List each line in which the string "this" appears.

------ SOURCE DATA ------

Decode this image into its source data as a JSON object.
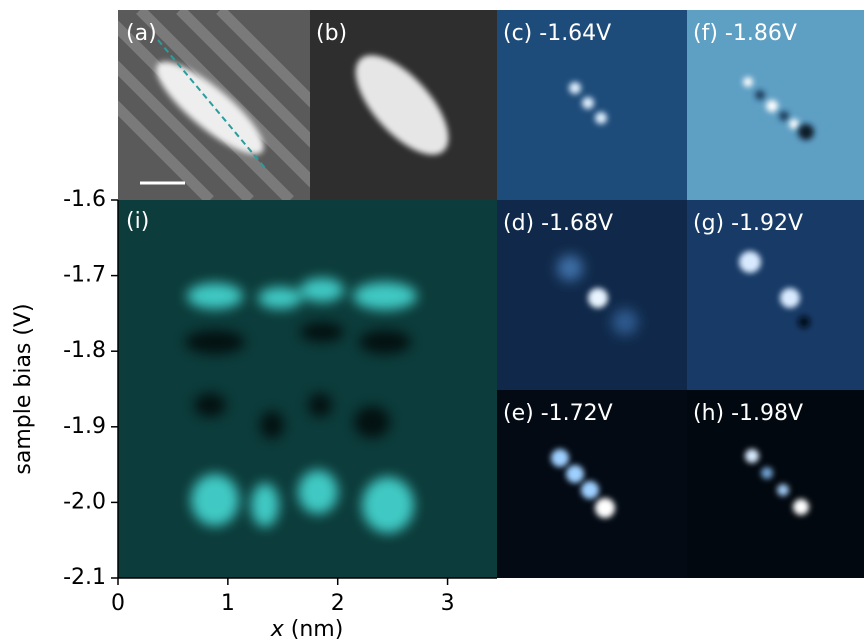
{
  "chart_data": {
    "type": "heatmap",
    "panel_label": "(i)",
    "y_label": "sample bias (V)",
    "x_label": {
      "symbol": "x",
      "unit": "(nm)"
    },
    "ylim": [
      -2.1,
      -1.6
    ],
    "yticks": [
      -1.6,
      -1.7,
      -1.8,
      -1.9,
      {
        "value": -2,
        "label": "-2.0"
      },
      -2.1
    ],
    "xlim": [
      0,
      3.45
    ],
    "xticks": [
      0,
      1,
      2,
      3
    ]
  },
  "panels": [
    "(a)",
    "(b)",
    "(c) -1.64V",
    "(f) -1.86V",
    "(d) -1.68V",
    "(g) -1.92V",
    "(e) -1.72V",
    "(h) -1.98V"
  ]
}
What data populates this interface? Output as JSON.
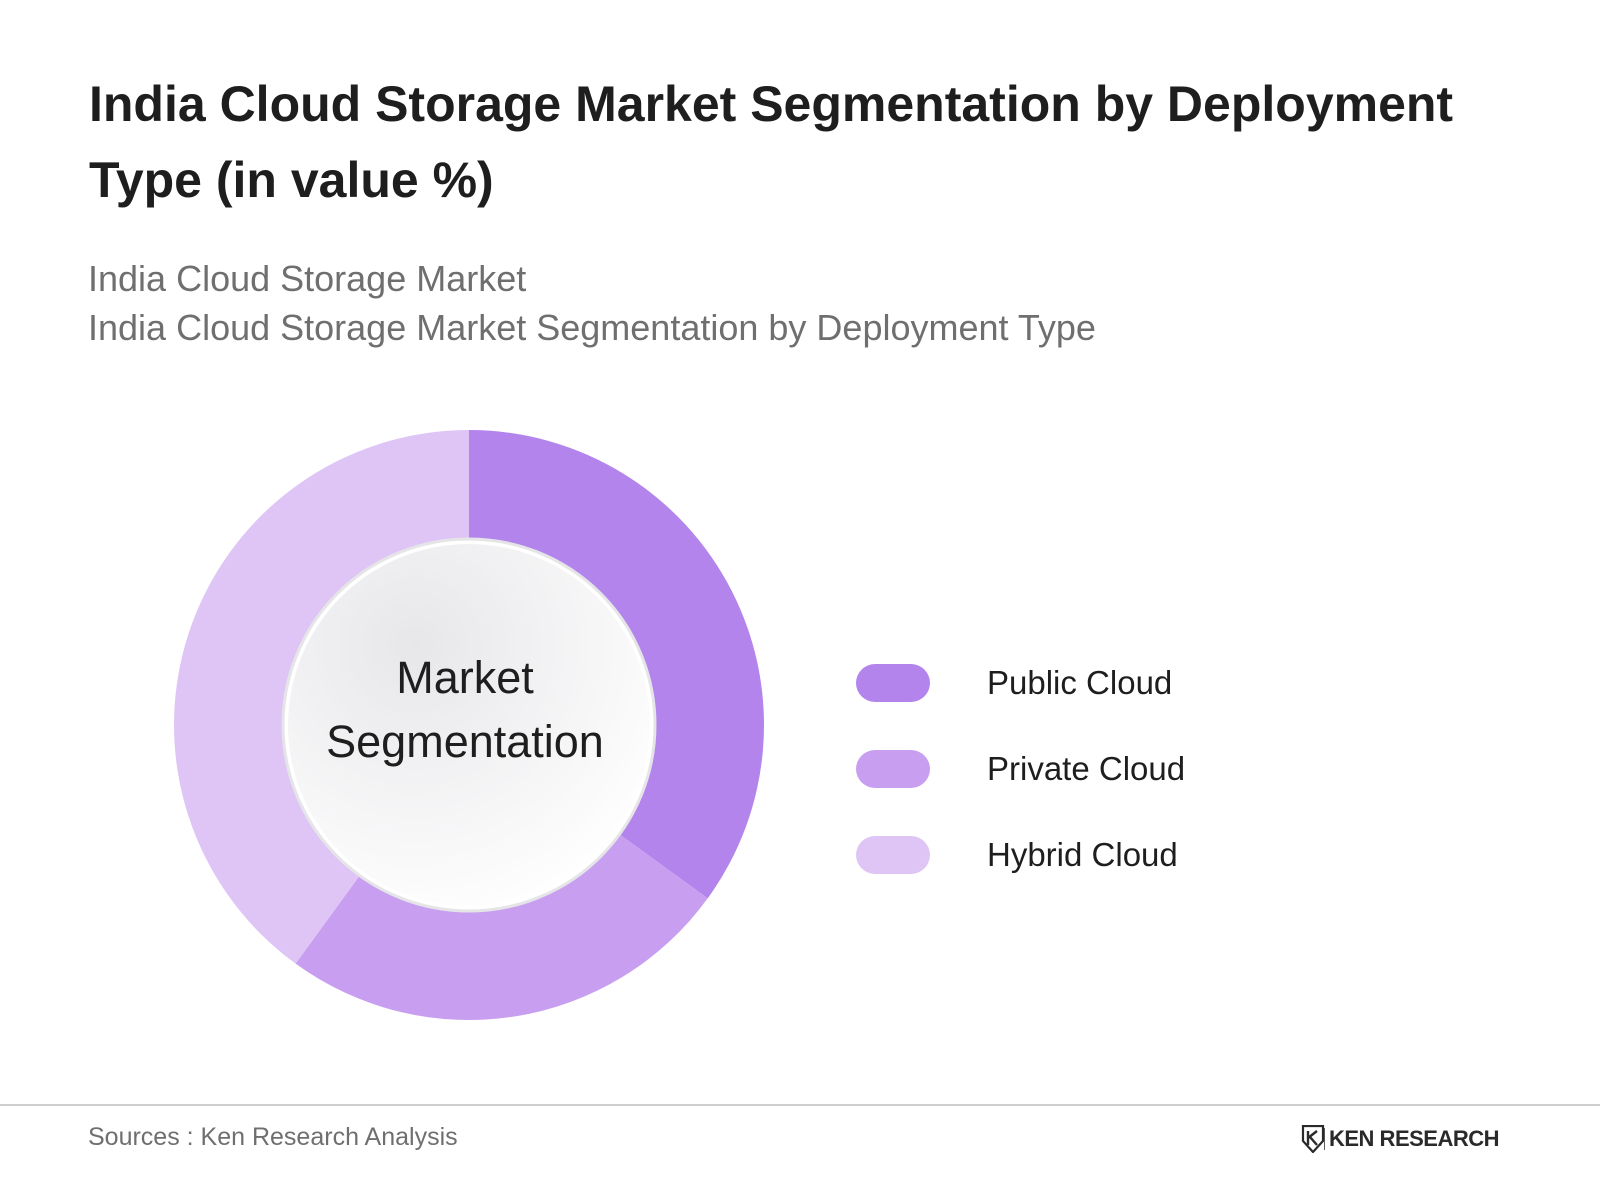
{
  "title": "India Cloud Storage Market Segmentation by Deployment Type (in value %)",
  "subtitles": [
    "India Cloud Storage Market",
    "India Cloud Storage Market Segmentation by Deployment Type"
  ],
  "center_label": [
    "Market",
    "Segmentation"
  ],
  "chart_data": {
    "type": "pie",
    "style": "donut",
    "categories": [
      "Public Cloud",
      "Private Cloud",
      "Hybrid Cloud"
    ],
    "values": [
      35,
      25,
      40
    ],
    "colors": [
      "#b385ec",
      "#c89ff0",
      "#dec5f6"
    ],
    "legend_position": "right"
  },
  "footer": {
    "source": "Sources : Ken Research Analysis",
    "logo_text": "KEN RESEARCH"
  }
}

------

FULL ANSWER:
Decode this image into its source data as a JSON object.
What data populates this interface? Output as JSON.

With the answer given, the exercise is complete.